INSTRUCTIONS FOR THE TASK: Copy all lines below exactly as written. Leave pictures out.

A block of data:
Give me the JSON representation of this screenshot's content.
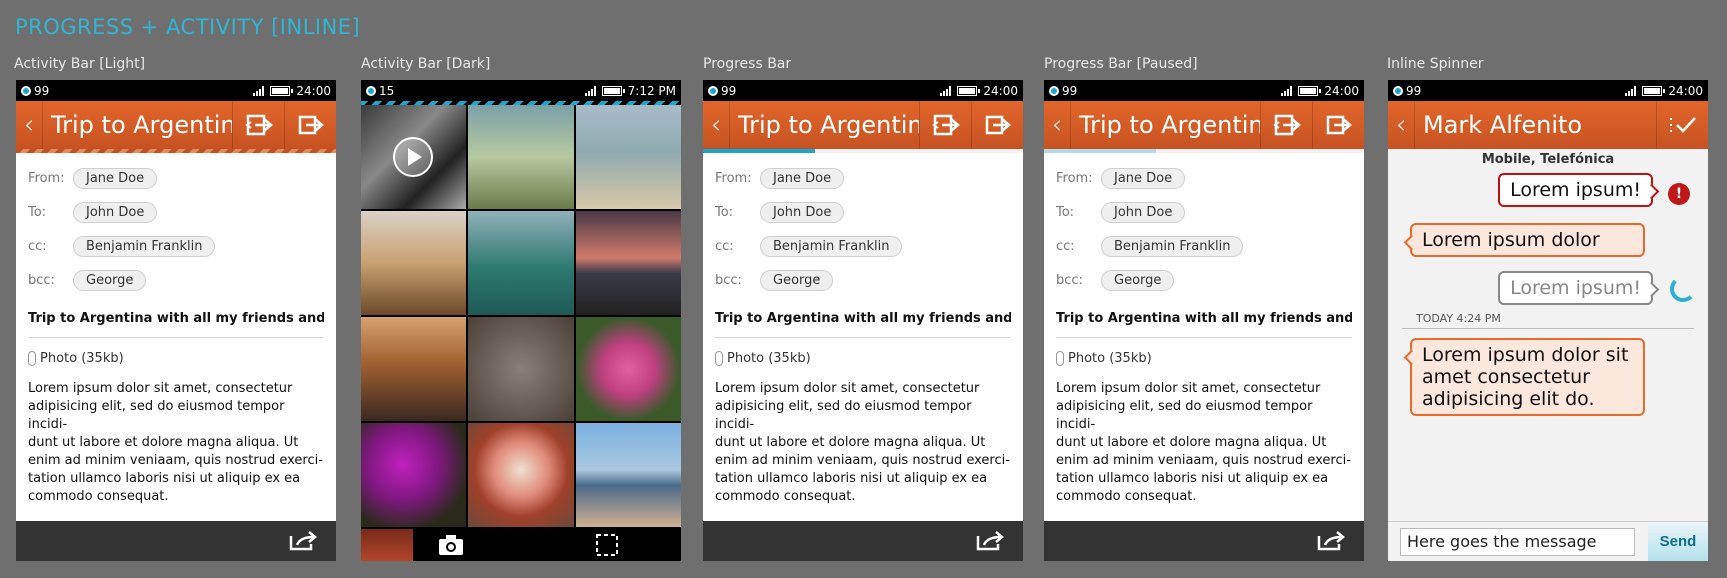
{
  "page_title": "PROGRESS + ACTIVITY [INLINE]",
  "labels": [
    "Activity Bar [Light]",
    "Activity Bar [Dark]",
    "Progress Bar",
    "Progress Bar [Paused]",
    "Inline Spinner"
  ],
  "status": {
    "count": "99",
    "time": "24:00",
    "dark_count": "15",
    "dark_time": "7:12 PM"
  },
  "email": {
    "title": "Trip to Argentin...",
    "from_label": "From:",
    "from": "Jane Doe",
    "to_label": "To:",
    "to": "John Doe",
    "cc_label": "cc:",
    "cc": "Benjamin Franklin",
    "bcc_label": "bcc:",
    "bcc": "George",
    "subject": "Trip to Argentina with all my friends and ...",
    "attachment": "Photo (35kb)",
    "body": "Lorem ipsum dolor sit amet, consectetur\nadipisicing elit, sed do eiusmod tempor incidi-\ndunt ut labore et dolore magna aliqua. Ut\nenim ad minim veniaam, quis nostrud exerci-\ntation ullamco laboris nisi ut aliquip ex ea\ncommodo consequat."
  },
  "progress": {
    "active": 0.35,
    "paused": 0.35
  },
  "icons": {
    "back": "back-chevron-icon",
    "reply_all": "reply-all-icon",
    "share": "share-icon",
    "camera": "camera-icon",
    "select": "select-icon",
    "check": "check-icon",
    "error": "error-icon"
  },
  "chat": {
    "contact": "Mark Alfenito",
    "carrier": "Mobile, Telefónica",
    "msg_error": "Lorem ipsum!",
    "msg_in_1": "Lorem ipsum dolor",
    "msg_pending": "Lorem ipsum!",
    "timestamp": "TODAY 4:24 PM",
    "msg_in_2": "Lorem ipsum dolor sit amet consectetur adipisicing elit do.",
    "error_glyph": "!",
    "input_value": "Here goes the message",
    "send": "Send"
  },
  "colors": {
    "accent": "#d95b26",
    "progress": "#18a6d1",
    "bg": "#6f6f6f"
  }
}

REPLY TO THE EXERCISE:
Give me the JSON representation of this screenshot's content.
{
  "page_title": "PROGRESS + ACTIVITY [INLINE]",
  "labels": [
    "Activity Bar [Light]",
    "Activity Bar [Dark]",
    "Progress Bar",
    "Progress Bar [Paused]",
    "Inline Spinner"
  ],
  "status": {
    "count": "99",
    "time": "24:00",
    "dark_count": "15",
    "dark_time": "7:12 PM"
  },
  "email": {
    "title": "Trip to Argentin...",
    "from_label": "From:",
    "from": "Jane Doe",
    "to_label": "To:",
    "to": "John Doe",
    "cc_label": "cc:",
    "cc": "Benjamin Franklin",
    "bcc_label": "bcc:",
    "bcc": "George",
    "subject": "Trip to Argentina with all my friends and ...",
    "attachment": "Photo (35kb)",
    "body": "Lorem ipsum dolor sit amet, consectetur\nadipisicing elit, sed do eiusmod tempor incidi-\ndunt ut labore et dolore magna aliqua. Ut\nenim ad minim veniaam, quis nostrud exerci-\ntation ullamco laboris nisi ut aliquip ex ea\ncommodo consequat."
  },
  "progress": {
    "active": 0.35,
    "paused": 0.35
  },
  "icons": {
    "back": "back-chevron-icon",
    "reply_all": "reply-all-icon",
    "share": "share-icon",
    "camera": "camera-icon",
    "select": "select-icon",
    "check": "check-icon",
    "error": "error-icon"
  },
  "chat": {
    "contact": "Mark Alfenito",
    "carrier": "Mobile, Telefónica",
    "msg_error": "Lorem ipsum!",
    "msg_in_1": "Lorem ipsum dolor",
    "msg_pending": "Lorem ipsum!",
    "timestamp": "TODAY 4:24 PM",
    "msg_in_2": "Lorem ipsum dolor sit amet consectetur adipisicing elit do.",
    "error_glyph": "!",
    "input_value": "Here goes the message",
    "send": "Send"
  },
  "colors": {
    "accent": "#d95b26",
    "progress": "#18a6d1",
    "bg": "#6f6f6f"
  }
}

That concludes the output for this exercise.